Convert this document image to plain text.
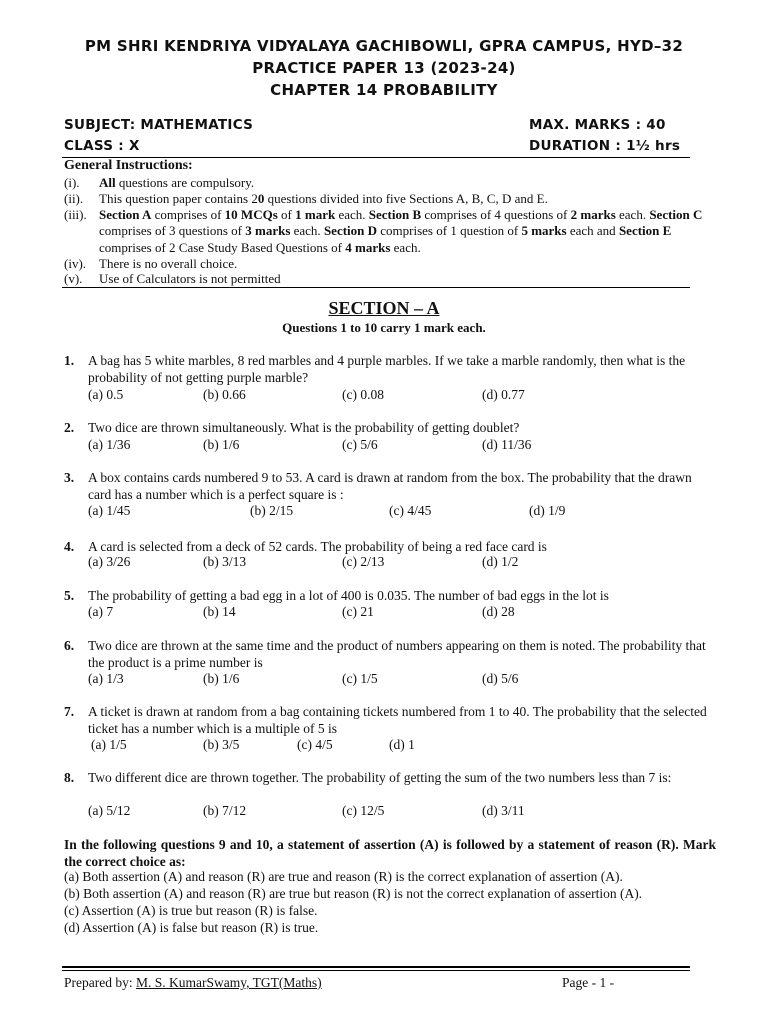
PM SHRI KENDRIYA VIDYALAYA GACHIBOWLI, GPRA CAMPUS, HYD–32
PRACTICE PAPER 13 (2023-24)
CHAPTER 14 PROBABILITY
SUBJECT: MATHEMATICS
CLASS : X
MAX. MARKS : 40
DURATION : 1½ hrs
General Instructions:
(i). All questions are compulsory.
(ii). This question paper contains 20 questions divided into five Sections A, B, C, D and E.
(iii). Section A comprises of 10 MCQs of 1 mark each. Section B comprises of 4 questions of 2 marks each. Section C comprises of 3 questions of 3 marks each. Section D comprises of 1 question of 5 marks each and Section E comprises of 2 Case Study Based Questions of 4 marks each.
(iv). There is no overall choice.
(v). Use of Calculators is not permitted
SECTION – A
Questions 1 to 10 carry 1 mark each.
1. A bag has 5 white marbles, 8 red marbles and 4 purple marbles. If we take a marble randomly, then what is the probability of not getting purple marble?
(a) 0.5	(b) 0.66	(c) 0.08	(d) 0.77
2. Two dice are thrown simultaneously. What is the probability of getting doublet?
(a) 1/36	(b) 1/6	(c) 5/6	(d) 11/36
3. A box contains cards numbered 9 to 53. A card is drawn at random from the box. The probability that the drawn card has a number which is a perfect square is :
(a) 1/45	(b) 2/15	(c) 4/45	(d) 1/9
4. A card is selected from a deck of 52 cards. The probability of being a red face card is
(a) 3/26	(b) 3/13	(c) 2/13	(d) 1/2
5. The probability of getting a bad egg in a lot of 400 is 0.035. The number of bad eggs in the lot is
(a) 7	(b) 14	(c) 21	(d) 28
6. Two dice are thrown at the same time and the product of numbers appearing on them is noted. The probability that the product is a prime number is
(a) 1/3	(b) 1/6	(c) 1/5	(d) 5/6
7. A ticket is drawn at random from a bag containing tickets numbered from 1 to 40. The probability that the selected ticket has a number which is a multiple of 5 is
(a) 1/5	(b) 3/5	(c) 4/5	(d) 1
8. Two different dice are thrown together. The probability of getting the sum of the two numbers less than 7 is:
(a) 5/12	(b) 7/12	(c) 12/5	(d) 3/11
In the following questions 9 and 10, a statement of assertion (A) is followed by a statement of reason (R). Mark the correct choice as:
(a) Both assertion (A) and reason (R) are true and reason (R) is the correct explanation of assertion (A).
(b) Both assertion (A) and reason (R) are true but reason (R) is not the correct explanation of assertion (A).
(c) Assertion (A) is true but reason (R) is false.
(d) Assertion (A) is false but reason (R) is true.
Prepared by: M. S. KumarSwamy, TGT(Maths)	Page - 1 -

• DO THIS: Identify every line above with the string "card" in it. Copy those lines.

• RESULT FOR THIS TASK:
3. A box contains cards numbered 9 to 53. A card is drawn at random from the box. The probability that the drawn card has a number which is a perfect square is :
4. A card is selected from a deck of 52 cards. The probability of being a red face card is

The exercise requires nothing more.